### Exercise
From the entries below, list each line with "xlabel".

** begin **

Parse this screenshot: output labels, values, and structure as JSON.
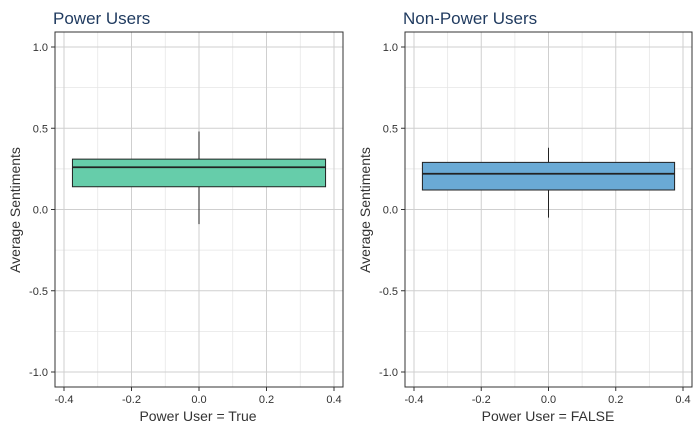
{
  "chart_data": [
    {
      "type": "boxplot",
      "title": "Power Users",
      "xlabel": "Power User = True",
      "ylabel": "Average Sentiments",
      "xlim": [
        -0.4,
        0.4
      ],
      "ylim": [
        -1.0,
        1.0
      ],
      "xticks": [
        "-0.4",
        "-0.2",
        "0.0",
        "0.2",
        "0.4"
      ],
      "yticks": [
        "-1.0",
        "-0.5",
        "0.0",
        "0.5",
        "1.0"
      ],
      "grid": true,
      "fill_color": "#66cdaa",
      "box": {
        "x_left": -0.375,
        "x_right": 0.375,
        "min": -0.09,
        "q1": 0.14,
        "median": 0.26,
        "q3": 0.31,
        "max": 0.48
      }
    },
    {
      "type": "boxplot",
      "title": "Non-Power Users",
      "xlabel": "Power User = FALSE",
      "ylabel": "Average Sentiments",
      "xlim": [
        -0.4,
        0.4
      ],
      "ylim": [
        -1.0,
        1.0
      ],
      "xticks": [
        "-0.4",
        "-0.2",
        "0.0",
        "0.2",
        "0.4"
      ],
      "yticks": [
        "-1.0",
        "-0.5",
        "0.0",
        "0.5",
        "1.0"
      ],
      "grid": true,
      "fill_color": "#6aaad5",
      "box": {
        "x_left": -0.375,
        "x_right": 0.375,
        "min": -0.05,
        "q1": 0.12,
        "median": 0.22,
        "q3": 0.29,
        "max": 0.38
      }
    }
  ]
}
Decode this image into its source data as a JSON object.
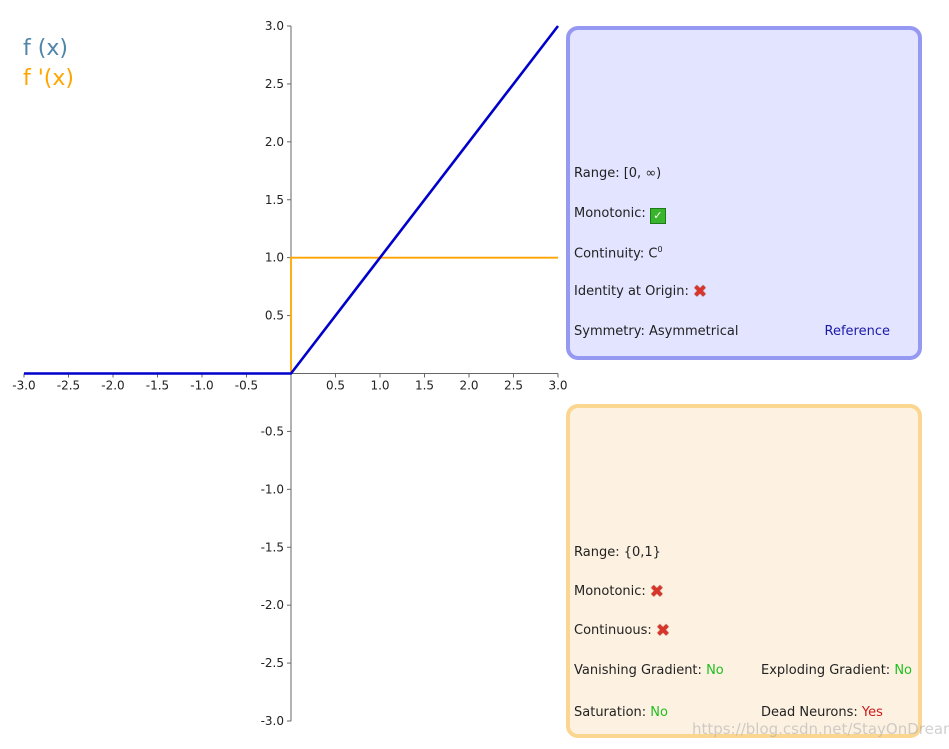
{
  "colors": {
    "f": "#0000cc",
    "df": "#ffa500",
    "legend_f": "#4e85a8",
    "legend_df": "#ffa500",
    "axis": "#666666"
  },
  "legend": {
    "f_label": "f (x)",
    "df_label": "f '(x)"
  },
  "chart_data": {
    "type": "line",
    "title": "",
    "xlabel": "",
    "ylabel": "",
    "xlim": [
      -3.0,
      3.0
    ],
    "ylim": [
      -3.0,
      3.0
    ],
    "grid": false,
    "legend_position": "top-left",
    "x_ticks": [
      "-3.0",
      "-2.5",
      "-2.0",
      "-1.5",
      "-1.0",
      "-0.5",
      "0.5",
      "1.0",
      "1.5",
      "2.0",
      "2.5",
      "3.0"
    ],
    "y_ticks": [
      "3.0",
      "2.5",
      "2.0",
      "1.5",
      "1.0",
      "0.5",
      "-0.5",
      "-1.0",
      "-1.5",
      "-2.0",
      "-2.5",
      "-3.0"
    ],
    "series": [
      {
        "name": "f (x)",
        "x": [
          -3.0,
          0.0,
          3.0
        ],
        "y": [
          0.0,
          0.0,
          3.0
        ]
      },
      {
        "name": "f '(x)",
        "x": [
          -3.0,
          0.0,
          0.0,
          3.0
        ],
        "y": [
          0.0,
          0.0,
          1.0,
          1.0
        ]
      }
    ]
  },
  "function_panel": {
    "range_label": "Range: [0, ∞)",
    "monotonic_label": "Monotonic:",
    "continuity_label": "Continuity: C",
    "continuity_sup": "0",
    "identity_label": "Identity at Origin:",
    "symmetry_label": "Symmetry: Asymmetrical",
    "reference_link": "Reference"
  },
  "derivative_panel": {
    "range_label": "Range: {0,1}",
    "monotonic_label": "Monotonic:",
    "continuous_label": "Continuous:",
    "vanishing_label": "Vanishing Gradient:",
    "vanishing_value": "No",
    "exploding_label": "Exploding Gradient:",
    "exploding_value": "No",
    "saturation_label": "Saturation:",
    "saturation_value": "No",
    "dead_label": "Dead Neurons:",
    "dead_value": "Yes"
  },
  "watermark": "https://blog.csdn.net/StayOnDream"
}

** end **
** begin **

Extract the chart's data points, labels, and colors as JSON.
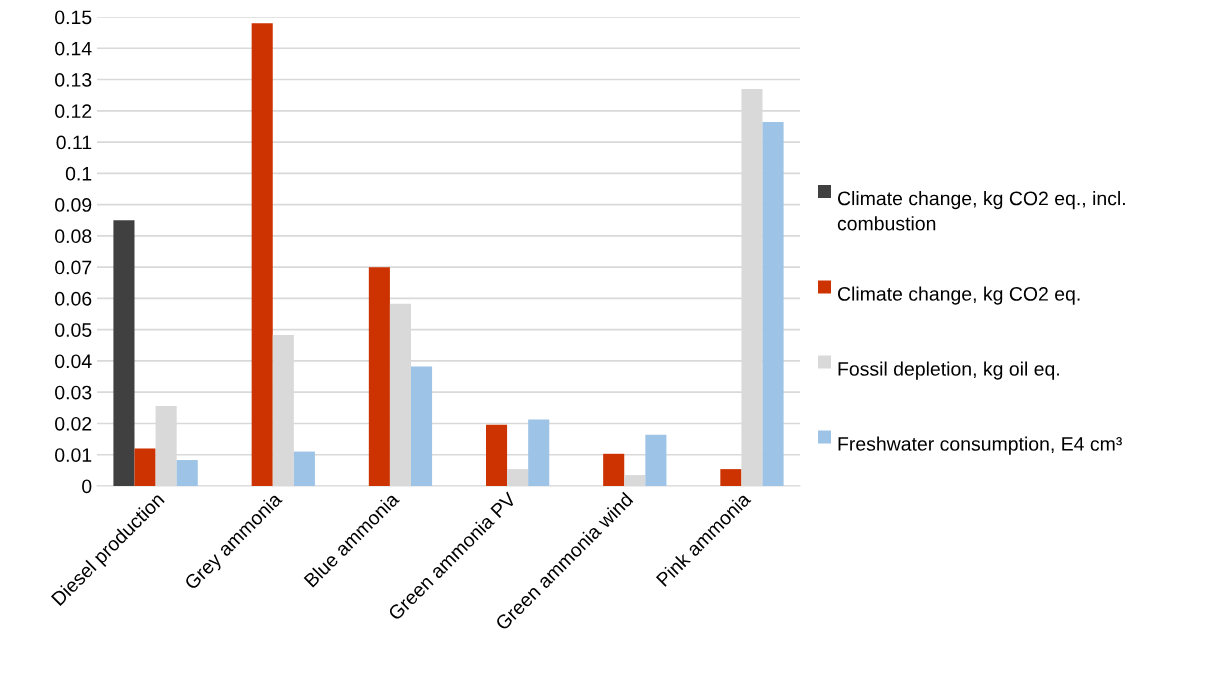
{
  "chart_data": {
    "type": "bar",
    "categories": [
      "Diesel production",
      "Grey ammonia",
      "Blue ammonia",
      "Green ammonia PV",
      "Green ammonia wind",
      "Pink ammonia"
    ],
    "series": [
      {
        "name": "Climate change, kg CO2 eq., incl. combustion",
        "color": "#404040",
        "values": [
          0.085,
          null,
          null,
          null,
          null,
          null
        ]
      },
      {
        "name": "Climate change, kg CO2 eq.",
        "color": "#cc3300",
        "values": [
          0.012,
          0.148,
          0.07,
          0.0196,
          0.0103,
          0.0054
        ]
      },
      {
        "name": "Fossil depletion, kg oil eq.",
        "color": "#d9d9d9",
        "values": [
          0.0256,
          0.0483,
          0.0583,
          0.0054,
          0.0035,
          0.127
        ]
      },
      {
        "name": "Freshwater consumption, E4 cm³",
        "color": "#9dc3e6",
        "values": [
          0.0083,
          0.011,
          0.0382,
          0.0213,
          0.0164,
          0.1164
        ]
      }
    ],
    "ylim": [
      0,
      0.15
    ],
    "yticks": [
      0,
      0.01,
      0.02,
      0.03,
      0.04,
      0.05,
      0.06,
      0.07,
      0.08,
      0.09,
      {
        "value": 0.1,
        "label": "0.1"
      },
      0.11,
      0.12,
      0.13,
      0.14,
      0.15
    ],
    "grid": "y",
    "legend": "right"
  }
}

** end **

### Written solution
      "xlabel": "Power User = True",
      "xlabel": "Power User = FALSE",
    "xlabel": "",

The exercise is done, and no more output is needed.